Goal - Turn every line of the data below into a numbered list, skipping blank lines and leaving out the pictures.

Data lines -
▬▬▬▬▬▬

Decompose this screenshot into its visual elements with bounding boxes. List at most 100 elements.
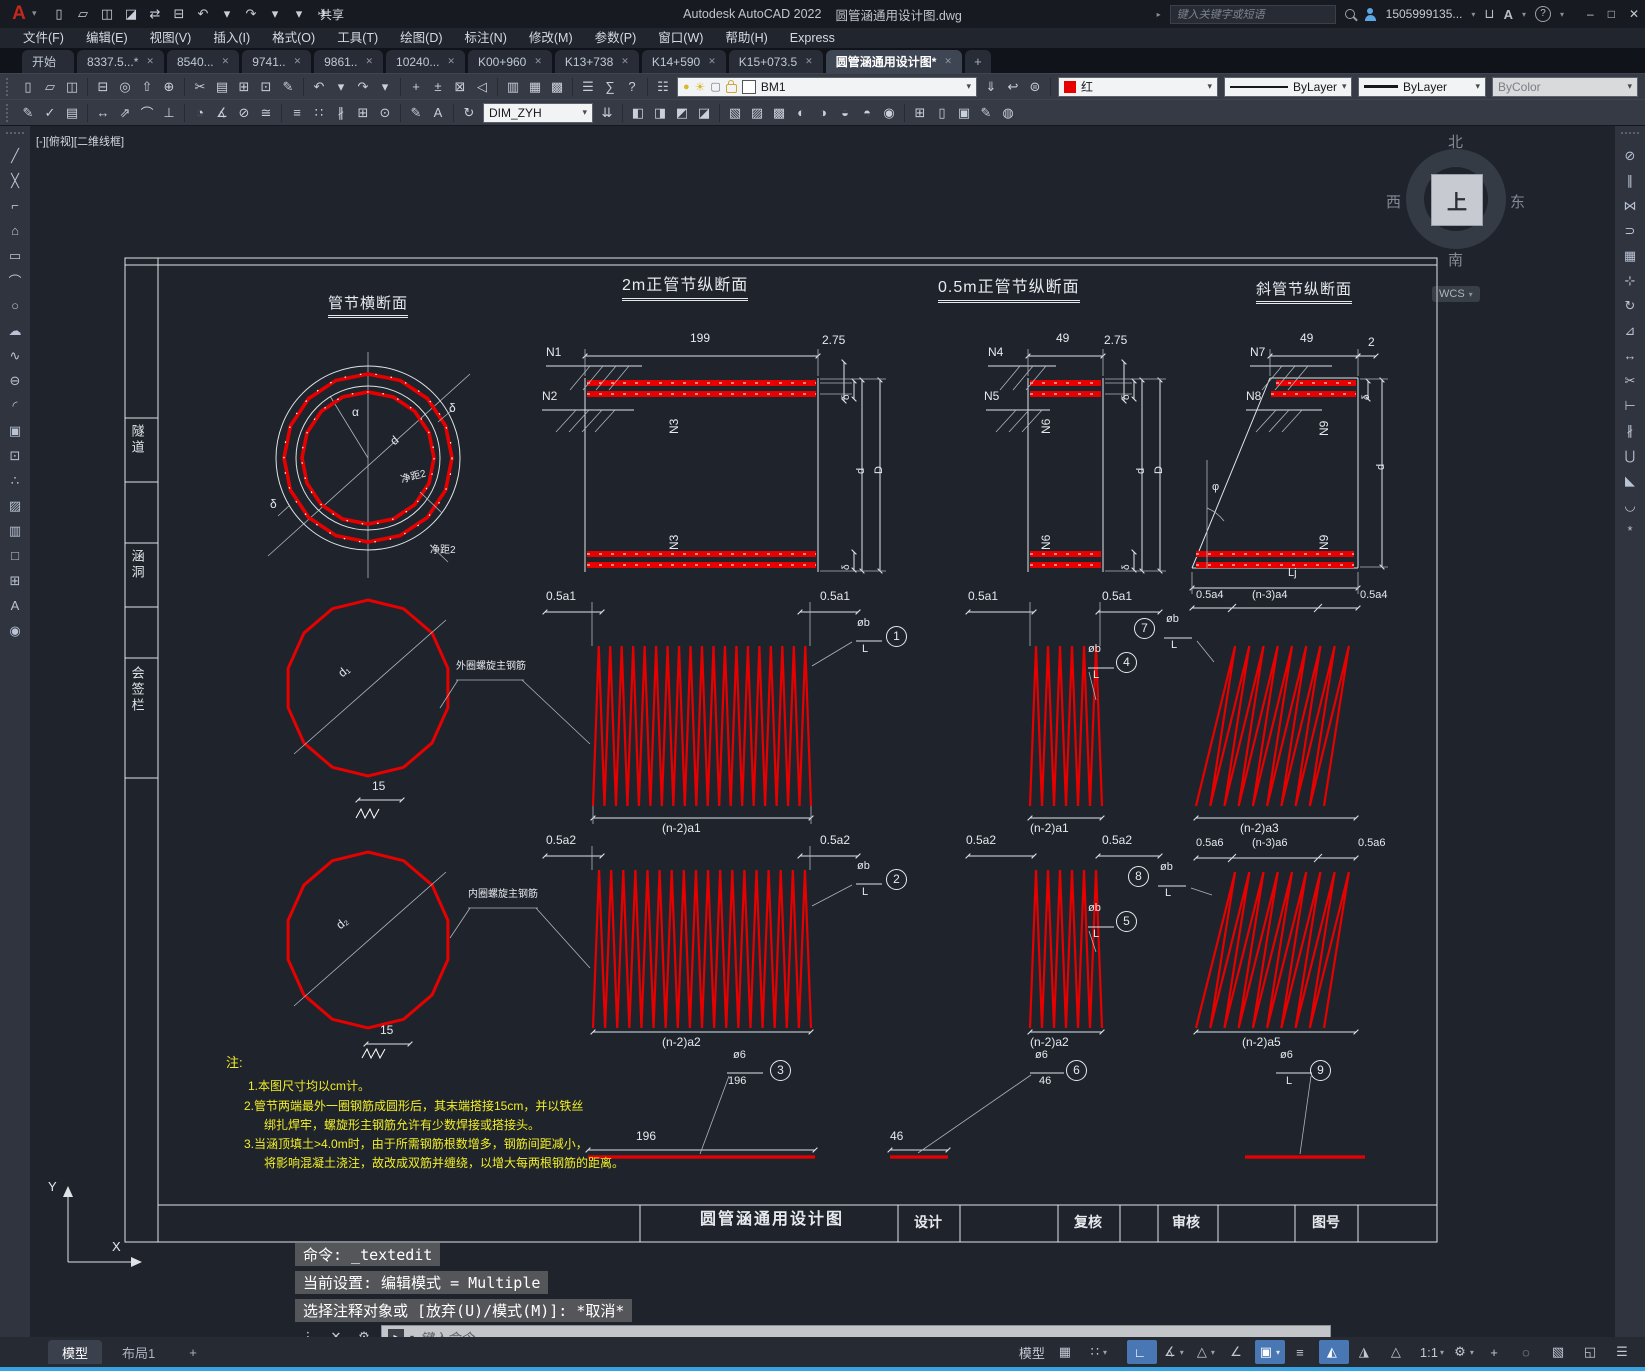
mirror-icon[interactable]: ⋈ — [1618, 194, 1642, 217]
add-layout-tab[interactable]: + — [175, 1340, 211, 1364]
tab-close-icon[interactable]: ✕ — [146, 56, 154, 67]
clean-screen-icon[interactable]: ◱ — [1577, 1340, 1607, 1364]
sheet-views-icon[interactable]: ▩ — [546, 76, 568, 98]
redo-caret-icon[interactable]: ▾ — [264, 3, 286, 25]
help-icon[interactable]: ? — [1534, 6, 1551, 22]
tab-9741[interactable]: 9741.. ✕ — [242, 50, 312, 73]
toolbar-grip[interactable] — [6, 77, 13, 96]
menu-edit[interactable]: 编辑(E) — [75, 28, 139, 48]
snap-mode-icon[interactable]: ∷ ▾ — [1084, 1340, 1114, 1364]
layer-unlock-icon[interactable] — [725, 80, 737, 93]
extend-icon[interactable]: ⊢ — [1618, 394, 1642, 417]
annotation-scale-icon[interactable]: △ — [1383, 1340, 1413, 1364]
tab-close-icon[interactable]: ✕ — [944, 56, 952, 67]
gradient-icon[interactable]: ▥ — [3, 519, 27, 542]
lineweight-caret-icon[interactable]: ▾ — [1475, 81, 1480, 92]
viewcube-north[interactable]: 北 — [1448, 131, 1463, 152]
spell-check-icon[interactable]: ✓ — [39, 102, 61, 124]
annotation-visibility-icon[interactable]: ◭ — [1318, 1340, 1349, 1364]
viewports-icon[interactable]: ▥ — [502, 76, 524, 98]
menu-modify[interactable]: 修改(M) — [518, 28, 584, 48]
scale-icon[interactable]: ⊿ — [1618, 319, 1642, 342]
center-mark-icon[interactable]: ⊙ — [374, 102, 396, 124]
linetype-caret-icon[interactable]: ▾ — [1342, 81, 1347, 92]
user-caret-icon[interactable]: ▾ — [1471, 10, 1475, 19]
object-snap-icon[interactable]: ▣ ▾ — [1254, 1340, 1285, 1364]
lineweight-dropdown[interactable]: ByLayer ▾ — [1358, 76, 1486, 97]
stretch-icon[interactable]: ↔ — [1618, 344, 1642, 367]
ortho-icon[interactable]: ∟ — [1126, 1340, 1157, 1364]
draworder-hatch-icon[interactable]: ◒ — [834, 102, 856, 124]
menu-help[interactable]: 帮助(H) — [714, 28, 778, 48]
annotation-autoscale-icon[interactable]: ◮ — [1351, 1340, 1381, 1364]
tool-palettes-icon[interactable]: ▯ — [931, 102, 953, 124]
layer-viewport-icon[interactable]: ▢ — [710, 80, 720, 93]
ungroup-icon[interactable]: ◨ — [649, 102, 671, 124]
table-icon[interactable]: ⊞ — [3, 569, 27, 592]
create-block-icon[interactable]: ⊡ — [3, 444, 27, 467]
edit-text-icon[interactable]: ✎ — [17, 102, 39, 124]
named-views-icon[interactable]: ▦ — [524, 76, 546, 98]
isolate-objects-icon[interactable]: ◓ — [856, 102, 878, 124]
color-dropdown-caret-icon[interactable]: ▾ — [1207, 81, 1212, 92]
tab-close-icon[interactable]: ✕ — [805, 56, 813, 67]
tab-k00-960[interactable]: K00+960 ✕ — [467, 50, 552, 73]
dimension-text-edit-icon[interactable]: A — [427, 102, 449, 124]
save-icon[interactable]: ◫ — [61, 76, 83, 98]
qat-customize-caret-icon[interactable]: ▾ — [288, 3, 310, 25]
share-button[interactable]: 共享 — [320, 6, 344, 23]
signed-in-user[interactable]: 1505999135... — [1386, 7, 1463, 21]
baseline-dimension-icon[interactable]: ≡ — [286, 102, 308, 124]
new-file-icon[interactable]: ▯ — [48, 3, 70, 25]
menu-file[interactable]: 文件(F) — [12, 28, 75, 48]
text-style-icon[interactable]: ▤ — [61, 102, 83, 124]
help-icon[interactable]: ? — [621, 76, 643, 98]
move-icon[interactable]: ⊹ — [1618, 269, 1642, 292]
revision-cloud-icon[interactable]: ☁ — [3, 319, 27, 342]
object-snap-tracking-icon[interactable]: ∠ — [1223, 1340, 1253, 1364]
maximize-button[interactable]: □ — [1608, 7, 1615, 21]
apps-caret-icon[interactable]: ▾ — [1522, 10, 1526, 19]
pan-icon[interactable]: + — [405, 76, 427, 98]
isolate-objects-icon[interactable]: ◌ — [1513, 1340, 1543, 1364]
redo-icon[interactable]: ↷ — [240, 3, 262, 25]
customization-icon[interactable]: ☰ — [1609, 1340, 1639, 1364]
app-menu-caret-icon[interactable]: ▾ — [32, 8, 37, 19]
undo-icon[interactable]: ↶ — [308, 76, 330, 98]
undo-icon[interactable]: ↶ — [192, 3, 214, 25]
rectangle-icon[interactable]: ▭ — [3, 244, 27, 267]
join-icon[interactable]: ⋃ — [1618, 444, 1642, 467]
polygon-icon[interactable]: ⌂ — [3, 219, 27, 242]
quick-dimension-icon[interactable]: ≅ — [255, 102, 277, 124]
group-icon[interactable]: ◧ — [627, 102, 649, 124]
trim-icon[interactable]: ✂ — [1618, 369, 1642, 392]
open-file-icon[interactable]: ▱ — [72, 3, 94, 25]
chamfer-icon[interactable]: ◣ — [1618, 469, 1642, 492]
linear-dimension-icon[interactable]: ↔ — [92, 102, 114, 124]
dimstyle-caret-icon[interactable]: ▾ — [582, 107, 587, 118]
bring-to-front-icon[interactable]: ▧ — [724, 102, 746, 124]
geolocation-icon[interactable]: ◉ — [3, 619, 27, 642]
annotation-scale-value[interactable]: 1:1 ▾ — [1415, 1340, 1447, 1364]
copy-clip-icon[interactable]: ▤ — [211, 76, 233, 98]
viewport-controls[interactable]: [-][俯视][二维线框] — [36, 133, 124, 149]
model-space-button[interactable]: 模型 — [1014, 1340, 1050, 1364]
grid-icon[interactable]: ▦ — [1052, 1340, 1082, 1364]
user-avatar-icon[interactable] — [1364, 7, 1377, 21]
new-icon[interactable]: ▯ — [17, 76, 39, 98]
minimize-button[interactable]: – — [1587, 7, 1594, 21]
bring-above-icon[interactable]: ▩ — [768, 102, 790, 124]
erase-icon[interactable]: ⊘ — [1618, 144, 1642, 167]
search-expand-caret-icon[interactable]: ▸ — [1157, 10, 1161, 19]
layer-thaw-sun-icon[interactable]: ☀ — [695, 80, 706, 94]
design-center-icon[interactable]: ▣ — [953, 102, 975, 124]
continue-dimension-icon[interactable]: ∷ — [308, 102, 330, 124]
draworder-text-icon[interactable]: ◑ — [812, 102, 834, 124]
undo-caret-icon[interactable]: ▾ — [216, 3, 238, 25]
viewcube-west[interactable]: 西 — [1386, 191, 1401, 212]
layer-dropdown-caret-icon[interactable]: ▾ — [966, 81, 971, 92]
viewcube-top-face[interactable]: 上 — [1431, 174, 1483, 226]
viewcube-south[interactable]: 南 — [1448, 249, 1463, 270]
markup-icon[interactable]: ✎ — [975, 102, 997, 124]
layer-properties-icon[interactable]: ☷ — [652, 76, 674, 98]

▬▬▬▬▬▬

Correct output -
1. Decompose this screenshot into its visual elements with bounding boxes. List at most 100 elements.
2. mirror-icon[interactable]: ⋈ — [1618, 194, 1642, 217]
3. add-layout-tab[interactable]: + — [175, 1340, 211, 1364]
4. tab-close-icon[interactable]: ✕ — [146, 56, 154, 67]
5. clean-screen-icon[interactable]: ◱ — [1577, 1340, 1607, 1364]
6. sheet-views-icon[interactable]: ▩ — [546, 76, 568, 98]
7. redo-caret-icon[interactable]: ▾ — [264, 3, 286, 25]
8. help-icon[interactable]: ? — [1534, 6, 1551, 22]
9. tab-9741[interactable]: 9741.. ✕ — [242, 50, 312, 73]
10. toolbar-grip[interactable] — [6, 77, 13, 96]
11. menu-edit[interactable]: 编辑(E) — [75, 28, 139, 48]
12. snap-mode-icon[interactable]: ∷ ▾ — [1084, 1340, 1114, 1364]
13. layer-unlock-icon[interactable] — [725, 80, 737, 93]
14. extend-icon[interactable]: ⊢ — [1618, 394, 1642, 417]
15. annotation-scale-icon[interactable]: △ — [1383, 1340, 1413, 1364]
16. tab-close-icon[interactable]: ✕ — [944, 56, 952, 67]
17. gradient-icon[interactable]: ▥ — [3, 519, 27, 542]
18. lineweight-caret-icon[interactable]: ▾ — [1475, 81, 1480, 92]
19. viewcube-north[interactable]: 北 — [1448, 131, 1463, 152]
20. spell-check-icon[interactable]: ✓ — [39, 102, 61, 124]
21. annotation-visibility-icon[interactable]: ◭ — [1318, 1340, 1349, 1364]
22. viewports-icon[interactable]: ▥ — [502, 76, 524, 98]
23. menu-modify[interactable]: 修改(M) — [518, 28, 584, 48]
24. scale-icon[interactable]: ⊿ — [1618, 319, 1642, 342]
25. center-mark-icon[interactable]: ⊙ — [374, 102, 396, 124]
26. linetype-caret-icon[interactable]: ▾ — [1342, 81, 1347, 92]
27. user-caret-icon[interactable]: ▾ — [1471, 10, 1475, 19]
28. object-snap-icon[interactable]: ▣ ▾ — [1254, 1340, 1285, 1364]
29. lineweight-dropdown[interactable]: ByLayer ▾ — [1358, 76, 1486, 97]
30. stretch-icon[interactable]: ↔ — [1618, 344, 1642, 367]
31. ortho-icon[interactable]: ∟ — [1126, 1340, 1157, 1364]
32. draworder-hatch-icon[interactable]: ◒ — [834, 102, 856, 124]
33. menu-help[interactable]: 帮助(H) — [714, 28, 778, 48]
34. annotation-autoscale-icon[interactable]: ◮ — [1351, 1340, 1381, 1364]
35. tool-palettes-icon[interactable]: ▯ — [931, 102, 953, 124]
36. layer-viewport-icon[interactable]: ▢ — [710, 80, 720, 93]
37. ungroup-icon[interactable]: ◨ — [649, 102, 671, 124]
38. table-icon[interactable]: ⊞ — [3, 569, 27, 592]
39. create-block-icon[interactable]: ⊡ — [3, 444, 27, 467]
40. edit-text-icon[interactable]: ✎ — [17, 102, 39, 124]
41. named-views-icon[interactable]: ▦ — [524, 76, 546, 98]
42. isolate-objects-icon[interactable]: ◓ — [856, 102, 878, 124]
43. color-dropdown-caret-icon[interactable]: ▾ — [1207, 81, 1212, 92]
44. tab-close-icon[interactable]: ✕ — [805, 56, 813, 67]
45. tab-k00-960[interactable]: K00+960 ✕ — [467, 50, 552, 73]
46. dimension-text-edit-icon[interactable]: A — [427, 102, 449, 124]
47. save-icon[interactable]: ◫ — [61, 76, 83, 98]
48. qat-customize-caret-icon[interactable]: ▾ — [288, 3, 310, 25]
49. share-button[interactable]: 共享 — [320, 6, 344, 23]
50. signed-in-user[interactable]: 1505999135... — [1386, 7, 1463, 21]
51. baseline-dimension-icon[interactable]: ≡ — [286, 102, 308, 124]
52. new-file-icon[interactable]: ▯ — [48, 3, 70, 25]
53. menu-file[interactable]: 文件(F) — [12, 28, 75, 48]
54. text-style-icon[interactable]: ▤ — [61, 102, 83, 124]
55. help-icon[interactable]: ? — [621, 76, 643, 98]
56. move-icon[interactable]: ⊹ — [1618, 269, 1642, 292]
57. revision-cloud-icon[interactable]: ☁ — [3, 319, 27, 342]
58. object-snap-tracking-icon[interactable]: ∠ — [1223, 1340, 1253, 1364]
59. maximize-button[interactable]: □ — [1608, 7, 1615, 21]
60. apps-caret-icon[interactable]: ▾ — [1522, 10, 1526, 19]
61. pan-icon[interactable]: + — [405, 76, 427, 98]
62. isolate-objects-icon[interactable]: ◌ — [1513, 1340, 1543, 1364]
63. redo-icon[interactable]: ↷ — [240, 3, 262, 25]
64. customization-icon[interactable]: ☰ — [1609, 1340, 1639, 1364]
65. app-menu-caret-icon[interactable]: ▾ — [32, 8, 37, 19]
66. undo-icon[interactable]: ↶ — [308, 76, 330, 98]
67. undo-icon[interactable]: ↶ — [192, 3, 214, 25]
68. rectangle-icon[interactable]: ▭ — [3, 244, 27, 267]
69. join-icon[interactable]: ⋃ — [1618, 444, 1642, 467]
70. polygon-icon[interactable]: ⌂ — [3, 219, 27, 242]
71. quick-dimension-icon[interactable]: ≅ — [255, 102, 277, 124]
72. group-icon[interactable]: ◧ — [627, 102, 649, 124]
73. trim-icon[interactable]: ✂ — [1618, 369, 1642, 392]
74. open-file-icon[interactable]: ▱ — [72, 3, 94, 25]
75. chamfer-icon[interactable]: ◣ — [1618, 469, 1642, 492]
76. linear-dimension-icon[interactable]: ↔ — [92, 102, 114, 124]
77. dimstyle-caret-icon[interactable]: ▾ — [582, 107, 587, 118]
78. bring-to-front-icon[interactable]: ▧ — [724, 102, 746, 124]
79. geolocation-icon[interactable]: ◉ — [3, 619, 27, 642]
80. annotation-scale-value[interactable]: 1:1 ▾ — [1415, 1340, 1447, 1364]
81. copy-clip-icon[interactable]: ▤ — [211, 76, 233, 98]
82. viewport-controls[interactable]: [-][俯视][二维线框] — [36, 133, 124, 149]
83. model-space-button[interactable]: 模型 — [1014, 1340, 1050, 1364]
84. grid-icon[interactable]: ▦ — [1052, 1340, 1082, 1364]
85. user-avatar-icon[interactable] — [1364, 7, 1377, 21]
86. new-icon[interactable]: ▯ — [17, 76, 39, 98]
87. minimize-button[interactable]: – — [1587, 7, 1594, 21]
88. bring-above-icon[interactable]: ▩ — [768, 102, 790, 124]
89. erase-icon[interactable]: ⊘ — [1618, 144, 1642, 167]
90. search-expand-caret-icon[interactable]: ▸ — [1157, 10, 1161, 19]
91. layer-thaw-sun-icon[interactable]: ☀ — [695, 80, 706, 94]
92. design-center-icon[interactable]: ▣ — [953, 102, 975, 124]
93. continue-dimension-icon[interactable]: ∷ — [308, 102, 330, 124]
94. draworder-text-icon[interactable]: ◑ — [812, 102, 834, 124]
95. undo-caret-icon[interactable]: ▾ — [216, 3, 238, 25]
96. viewcube-west[interactable]: 西 — [1386, 191, 1401, 212]
97. layer-dropdown-caret-icon[interactable]: ▾ — [966, 81, 971, 92]
98. viewcube-top-face[interactable]: 上 — [1431, 174, 1483, 226]
99. viewcube-south[interactable]: 南 — [1448, 249, 1463, 270]
100. markup-icon[interactable]: ✎ — [975, 102, 997, 124]
101. layer-properties-icon[interactable]: ☷ — [652, 76, 674, 98]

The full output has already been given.